• Short problem: Copy out the data below verbatim.
>>>
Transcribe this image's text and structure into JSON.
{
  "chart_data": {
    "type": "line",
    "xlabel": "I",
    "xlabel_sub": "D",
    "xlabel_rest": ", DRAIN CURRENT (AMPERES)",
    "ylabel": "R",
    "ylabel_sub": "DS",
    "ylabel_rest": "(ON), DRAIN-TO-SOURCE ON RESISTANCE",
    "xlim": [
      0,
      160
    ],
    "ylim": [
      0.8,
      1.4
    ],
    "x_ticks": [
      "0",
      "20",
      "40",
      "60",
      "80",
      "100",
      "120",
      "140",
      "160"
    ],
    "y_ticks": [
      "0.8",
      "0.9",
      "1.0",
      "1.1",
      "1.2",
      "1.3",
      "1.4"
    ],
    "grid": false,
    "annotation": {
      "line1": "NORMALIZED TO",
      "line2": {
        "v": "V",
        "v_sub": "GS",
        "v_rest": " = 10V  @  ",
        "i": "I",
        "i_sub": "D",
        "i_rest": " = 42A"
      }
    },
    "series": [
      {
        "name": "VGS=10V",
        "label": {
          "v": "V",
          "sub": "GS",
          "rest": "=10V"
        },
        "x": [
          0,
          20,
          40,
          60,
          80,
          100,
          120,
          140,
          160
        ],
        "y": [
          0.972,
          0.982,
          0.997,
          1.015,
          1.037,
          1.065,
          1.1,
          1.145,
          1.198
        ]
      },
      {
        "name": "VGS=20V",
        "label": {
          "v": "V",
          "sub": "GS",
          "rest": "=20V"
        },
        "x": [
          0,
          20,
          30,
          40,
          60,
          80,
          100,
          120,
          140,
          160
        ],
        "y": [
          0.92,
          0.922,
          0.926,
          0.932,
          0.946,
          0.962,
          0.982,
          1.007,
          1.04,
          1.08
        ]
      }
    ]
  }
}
<<<
• Answer to this task:
Transcribe this image's text and structure into JSON.
{
  "chart_data": {
    "type": "line",
    "xlabel": "I",
    "xlabel_sub": "D",
    "xlabel_rest": ", DRAIN CURRENT (AMPERES)",
    "ylabel": "R",
    "ylabel_sub": "DS",
    "ylabel_rest": "(ON), DRAIN-TO-SOURCE ON RESISTANCE",
    "xlim": [
      0,
      160
    ],
    "ylim": [
      0.8,
      1.4
    ],
    "x_ticks": [
      "0",
      "20",
      "40",
      "60",
      "80",
      "100",
      "120",
      "140",
      "160"
    ],
    "y_ticks": [
      "0.8",
      "0.9",
      "1.0",
      "1.1",
      "1.2",
      "1.3",
      "1.4"
    ],
    "grid": false,
    "annotation": {
      "line1": "NORMALIZED TO",
      "line2": {
        "v": "V",
        "v_sub": "GS",
        "v_rest": " = 10V  @  ",
        "i": "I",
        "i_sub": "D",
        "i_rest": " = 42A"
      }
    },
    "series": [
      {
        "name": "VGS=10V",
        "label": {
          "v": "V",
          "sub": "GS",
          "rest": "=10V"
        },
        "x": [
          0,
          20,
          40,
          60,
          80,
          100,
          120,
          140,
          160
        ],
        "y": [
          0.972,
          0.982,
          0.997,
          1.015,
          1.037,
          1.065,
          1.1,
          1.145,
          1.198
        ]
      },
      {
        "name": "VGS=20V",
        "label": {
          "v": "V",
          "sub": "GS",
          "rest": "=20V"
        },
        "x": [
          0,
          20,
          30,
          40,
          60,
          80,
          100,
          120,
          140,
          160
        ],
        "y": [
          0.92,
          0.922,
          0.926,
          0.932,
          0.946,
          0.962,
          0.982,
          1.007,
          1.04,
          1.08
        ]
      }
    ]
  }
}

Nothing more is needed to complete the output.